**Written request**
Each line of the listing must be transcribed exactly, except for the images, which should be excluded.
═════ Stored records ═════
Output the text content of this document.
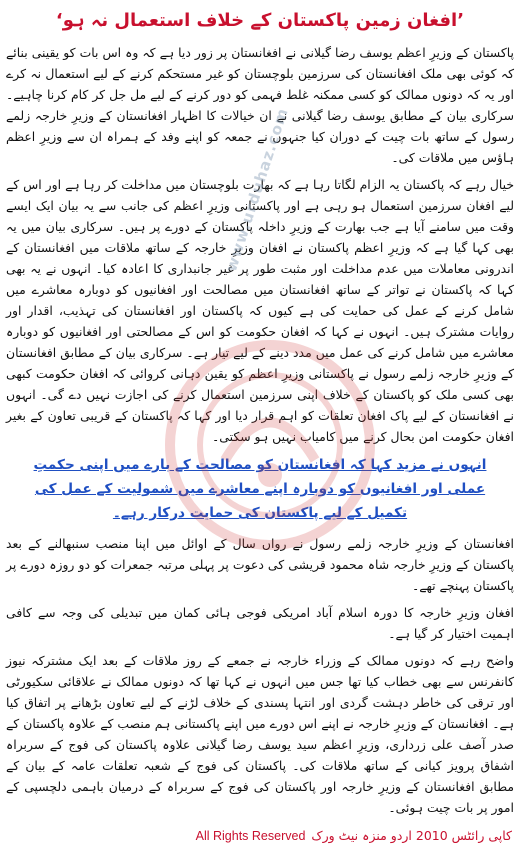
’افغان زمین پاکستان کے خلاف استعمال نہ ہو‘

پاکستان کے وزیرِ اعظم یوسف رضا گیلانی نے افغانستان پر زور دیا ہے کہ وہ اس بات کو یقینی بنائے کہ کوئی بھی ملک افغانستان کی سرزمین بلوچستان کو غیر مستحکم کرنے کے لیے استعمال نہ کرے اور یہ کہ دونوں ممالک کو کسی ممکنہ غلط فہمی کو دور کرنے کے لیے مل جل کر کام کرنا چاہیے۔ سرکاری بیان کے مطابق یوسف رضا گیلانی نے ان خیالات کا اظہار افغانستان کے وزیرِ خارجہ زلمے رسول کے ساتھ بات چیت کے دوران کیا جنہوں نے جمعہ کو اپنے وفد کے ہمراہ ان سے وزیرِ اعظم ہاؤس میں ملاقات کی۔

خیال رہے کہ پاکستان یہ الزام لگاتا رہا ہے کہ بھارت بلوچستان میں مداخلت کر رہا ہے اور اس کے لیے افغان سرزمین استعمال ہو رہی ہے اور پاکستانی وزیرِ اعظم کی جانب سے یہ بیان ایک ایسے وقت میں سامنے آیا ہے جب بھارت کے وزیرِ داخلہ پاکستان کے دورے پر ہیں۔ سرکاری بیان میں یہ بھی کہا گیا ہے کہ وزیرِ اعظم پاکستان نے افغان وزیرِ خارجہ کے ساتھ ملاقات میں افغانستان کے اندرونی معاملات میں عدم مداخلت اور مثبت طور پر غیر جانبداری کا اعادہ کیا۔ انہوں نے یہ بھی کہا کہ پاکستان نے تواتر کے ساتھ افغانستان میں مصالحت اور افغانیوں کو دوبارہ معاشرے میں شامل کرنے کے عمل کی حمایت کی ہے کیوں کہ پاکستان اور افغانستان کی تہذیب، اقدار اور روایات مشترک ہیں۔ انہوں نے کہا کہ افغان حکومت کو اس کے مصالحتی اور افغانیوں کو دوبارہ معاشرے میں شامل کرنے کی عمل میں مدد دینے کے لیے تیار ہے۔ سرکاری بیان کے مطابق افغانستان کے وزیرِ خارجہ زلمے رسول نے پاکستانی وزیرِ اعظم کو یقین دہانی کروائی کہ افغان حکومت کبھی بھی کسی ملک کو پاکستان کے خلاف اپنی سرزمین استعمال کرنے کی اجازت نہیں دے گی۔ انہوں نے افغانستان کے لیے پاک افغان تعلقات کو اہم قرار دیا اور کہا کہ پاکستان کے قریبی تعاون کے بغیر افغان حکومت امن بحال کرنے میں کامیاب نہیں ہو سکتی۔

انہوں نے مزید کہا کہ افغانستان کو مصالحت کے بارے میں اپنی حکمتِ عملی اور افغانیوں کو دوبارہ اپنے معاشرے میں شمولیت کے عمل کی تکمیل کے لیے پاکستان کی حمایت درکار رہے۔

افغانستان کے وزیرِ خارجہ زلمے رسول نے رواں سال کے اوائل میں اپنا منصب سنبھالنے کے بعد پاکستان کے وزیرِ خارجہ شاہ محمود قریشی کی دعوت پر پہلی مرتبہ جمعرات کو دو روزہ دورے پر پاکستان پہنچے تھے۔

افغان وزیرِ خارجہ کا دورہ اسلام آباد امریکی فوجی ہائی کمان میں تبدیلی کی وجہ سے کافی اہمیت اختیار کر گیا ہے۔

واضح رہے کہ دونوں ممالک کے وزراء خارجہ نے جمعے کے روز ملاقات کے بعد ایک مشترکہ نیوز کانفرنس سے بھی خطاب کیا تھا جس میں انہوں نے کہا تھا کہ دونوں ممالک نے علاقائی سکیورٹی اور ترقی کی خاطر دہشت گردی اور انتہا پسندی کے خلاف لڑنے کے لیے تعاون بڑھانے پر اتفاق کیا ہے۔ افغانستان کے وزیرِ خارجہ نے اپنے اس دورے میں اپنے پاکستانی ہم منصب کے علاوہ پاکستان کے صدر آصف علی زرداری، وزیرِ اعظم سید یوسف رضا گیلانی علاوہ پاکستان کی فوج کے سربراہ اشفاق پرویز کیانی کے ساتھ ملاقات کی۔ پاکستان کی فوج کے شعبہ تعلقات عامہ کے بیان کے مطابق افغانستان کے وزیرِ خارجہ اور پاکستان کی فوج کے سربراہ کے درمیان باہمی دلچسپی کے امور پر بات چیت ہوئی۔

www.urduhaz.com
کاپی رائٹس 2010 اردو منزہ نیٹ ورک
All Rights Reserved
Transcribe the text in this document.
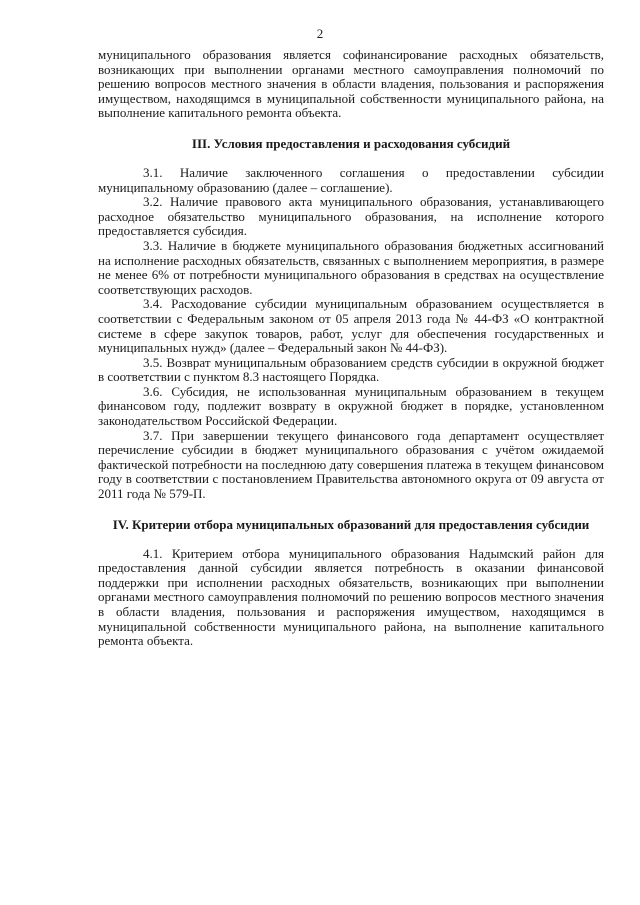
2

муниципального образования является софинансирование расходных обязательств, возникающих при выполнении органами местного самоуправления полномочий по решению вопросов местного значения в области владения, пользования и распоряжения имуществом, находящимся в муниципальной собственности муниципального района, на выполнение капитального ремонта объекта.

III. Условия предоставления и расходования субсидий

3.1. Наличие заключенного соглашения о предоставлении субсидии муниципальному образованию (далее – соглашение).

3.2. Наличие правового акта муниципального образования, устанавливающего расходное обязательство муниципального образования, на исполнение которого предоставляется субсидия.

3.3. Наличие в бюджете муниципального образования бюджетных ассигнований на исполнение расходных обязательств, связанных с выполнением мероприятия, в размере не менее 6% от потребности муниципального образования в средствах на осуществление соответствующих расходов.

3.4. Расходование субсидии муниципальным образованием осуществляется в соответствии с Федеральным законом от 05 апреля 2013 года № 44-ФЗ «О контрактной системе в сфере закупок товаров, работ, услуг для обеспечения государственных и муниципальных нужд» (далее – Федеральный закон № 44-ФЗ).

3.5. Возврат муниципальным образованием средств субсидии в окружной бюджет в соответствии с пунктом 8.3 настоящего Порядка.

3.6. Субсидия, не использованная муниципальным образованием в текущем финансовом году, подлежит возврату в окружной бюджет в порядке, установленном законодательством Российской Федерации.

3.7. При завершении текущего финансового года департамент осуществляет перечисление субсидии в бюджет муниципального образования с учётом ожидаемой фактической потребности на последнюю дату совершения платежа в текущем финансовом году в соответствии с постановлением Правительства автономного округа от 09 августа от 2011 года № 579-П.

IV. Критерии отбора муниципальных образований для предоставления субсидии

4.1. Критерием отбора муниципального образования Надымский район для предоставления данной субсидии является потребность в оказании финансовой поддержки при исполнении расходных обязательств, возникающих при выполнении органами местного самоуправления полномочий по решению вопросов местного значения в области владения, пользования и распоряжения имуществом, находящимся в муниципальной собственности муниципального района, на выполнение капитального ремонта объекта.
═════
**Task response**
Output the text content of this document.
’افغان زمین پاکستان کے خلاف استعمال نہ ہو‘

پاکستان کے وزیرِ اعظم یوسف رضا گیلانی نے افغانستان پر زور دیا ہے کہ وہ اس بات کو یقینی بنائے کہ کوئی بھی ملک افغانستان کی سرزمین بلوچستان کو غیر مستحکم کرنے کے لیے استعمال نہ کرے اور یہ کہ دونوں ممالک کو کسی ممکنہ غلط فہمی کو دور کرنے کے لیے مل جل کر کام کرنا چاہیے۔ سرکاری بیان کے مطابق یوسف رضا گیلانی نے ان خیالات کا اظہار افغانستان کے وزیرِ خارجہ زلمے رسول کے ساتھ بات چیت کے دوران کیا جنہوں نے جمعہ کو اپنے وفد کے ہمراہ ان سے وزیرِ اعظم ہاؤس میں ملاقات کی۔

خیال رہے کہ پاکستان یہ الزام لگاتا رہا ہے کہ بھارت بلوچستان میں مداخلت کر رہا ہے اور اس کے لیے افغان سرزمین استعمال ہو رہی ہے اور پاکستانی وزیرِ اعظم کی جانب سے یہ بیان ایک ایسے وقت میں سامنے آیا ہے جب بھارت کے وزیرِ داخلہ پاکستان کے دورے پر ہیں۔ سرکاری بیان میں یہ بھی کہا گیا ہے کہ وزیرِ اعظم پاکستان نے افغان وزیرِ خارجہ کے ساتھ ملاقات میں افغانستان کے اندرونی معاملات میں عدم مداخلت اور مثبت طور پر غیر جانبداری کا اعادہ کیا۔ انہوں نے یہ بھی کہا کہ پاکستان نے تواتر کے ساتھ افغانستان میں مصالحت اور افغانیوں کو دوبارہ معاشرے میں شامل کرنے کے عمل کی حمایت کی ہے کیوں کہ پاکستان اور افغانستان کی تہذیب، اقدار اور روایات مشترک ہیں۔ انہوں نے کہا کہ افغان حکومت کو اس کے مصالحتی اور افغانیوں کو دوبارہ معاشرے میں شامل کرنے کی عمل میں مدد دینے کے لیے تیار ہے۔ سرکاری بیان کے مطابق افغانستان کے وزیرِ خارجہ زلمے رسول نے پاکستانی وزیرِ اعظم کو یقین دہانی کروائی کہ افغان حکومت کبھی بھی کسی ملک کو پاکستان کے خلاف اپنی سرزمین استعمال کرنے کی اجازت نہیں دے گی۔ انہوں نے افغانستان کے لیے پاک افغان تعلقات کو اہم قرار دیا اور کہا کہ پاکستان کے قریبی تعاون کے بغیر افغان حکومت امن بحال کرنے میں کامیاب نہیں ہو سکتی۔

انہوں نے مزید کہا کہ افغانستان کو مصالحت کے بارے میں اپنی حکمتِ عملی اور افغانیوں کو دوبارہ اپنے معاشرے میں شمولیت کے عمل کی تکمیل کے لیے پاکستان کی حمایت درکار رہے۔

افغانستان کے وزیرِ خارجہ زلمے رسول نے رواں سال کے اوائل میں اپنا منصب سنبھالنے کے بعد پاکستان کے وزیرِ خارجہ شاہ محمود قریشی کی دعوت پر پہلی مرتبہ جمعرات کو دو روزہ دورے پر پاکستان پہنچے تھے۔

افغان وزیرِ خارجہ کا دورہ اسلام آباد امریکی فوجی ہائی کمان میں تبدیلی کی وجہ سے کافی اہمیت اختیار کر گیا ہے۔

واضح رہے کہ دونوں ممالک کے وزراء خارجہ نے جمعے کے روز ملاقات کے بعد ایک مشترکہ نیوز کانفرنس سے بھی خطاب کیا تھا جس میں انہوں نے کہا تھا کہ دونوں ممالک نے علاقائی سکیورٹی اور ترقی کی خاطر دہشت گردی اور انتہا پسندی کے خلاف لڑنے کے لیے تعاون بڑھانے پر اتفاق کیا ہے۔ افغانستان کے وزیرِ خارجہ نے اپنے اس دورے میں اپنے پاکستانی ہم منصب کے علاوہ پاکستان کے صدر آصف علی زرداری، وزیرِ اعظم سید یوسف رضا گیلانی علاوہ پاکستان کی فوج کے سربراہ اشفاق پرویز کیانی کے ساتھ ملاقات کی۔ پاکستان کی فوج کے شعبہ تعلقات عامہ کے بیان کے مطابق افغانستان کے وزیرِ خارجہ اور پاکستان کی فوج کے سربراہ کے درمیان باہمی دلچسپی کے امور پر بات چیت ہوئی۔

www.urduhaz.com
کاپی رائٹس 2010 اردو منزہ نیٹ ورک
All Rights Reserved
Transcribe the text in this document.
2

муниципального образования является софинансирование расходных обязательств, возникающих при выполнении органами местного самоуправления полномочий по решению вопросов местного значения в области владения, пользования и распоряжения имуществом, находящимся в муниципальной собственности муниципального района, на выполнение капитального ремонта объекта.

III. Условия предоставления и расходования субсидий

3.1. Наличие заключенного соглашения о предоставлении субсидии муниципальному образованию (далее – соглашение).

3.2. Наличие правового акта муниципального образования, устанавливающего расходное обязательство муниципального образования, на исполнение которого предоставляется субсидия.

3.3. Наличие в бюджете муниципального образования бюджетных ассигнований на исполнение расходных обязательств, связанных с выполнением мероприятия, в размере не менее 6% от потребности муниципального образования в средствах на осуществление соответствующих расходов.

3.4. Расходование субсидии муниципальным образованием осуществляется в соответствии с Федеральным законом от 05 апреля 2013 года № 44-ФЗ «О контрактной системе в сфере закупок товаров, работ, услуг для обеспечения государственных и муниципальных нужд» (далее – Федеральный закон № 44-ФЗ).

3.5. Возврат муниципальным образованием средств субсидии в окружной бюджет в соответствии с пунктом 8.3 настоящего Порядка.

3.6. Субсидия, не использованная муниципальным образованием в текущем финансовом году, подлежит возврату в окружной бюджет в порядке, установленном законодательством Российской Федерации.

3.7. При завершении текущего финансового года департамент осуществляет перечисление субсидии в бюджет муниципального образования с учётом ожидаемой фактической потребности на последнюю дату совершения платежа в текущем финансовом году в соответствии с постановлением Правительства автономного округа от 09 августа от 2011 года № 579-П.

IV. Критерии отбора муниципальных образований для предоставления субсидии

4.1. Критерием отбора муниципального образования Надымский район для предоставления данной субсидии является потребность в оказании финансовой поддержки при исполнении расходных обязательств, возникающих при выполнении органами местного самоуправления полномочий по решению вопросов местного значения в области владения, пользования и распоряжения имуществом, находящимся в муниципальной собственности муниципального района, на выполнение капитального ремонта объекта.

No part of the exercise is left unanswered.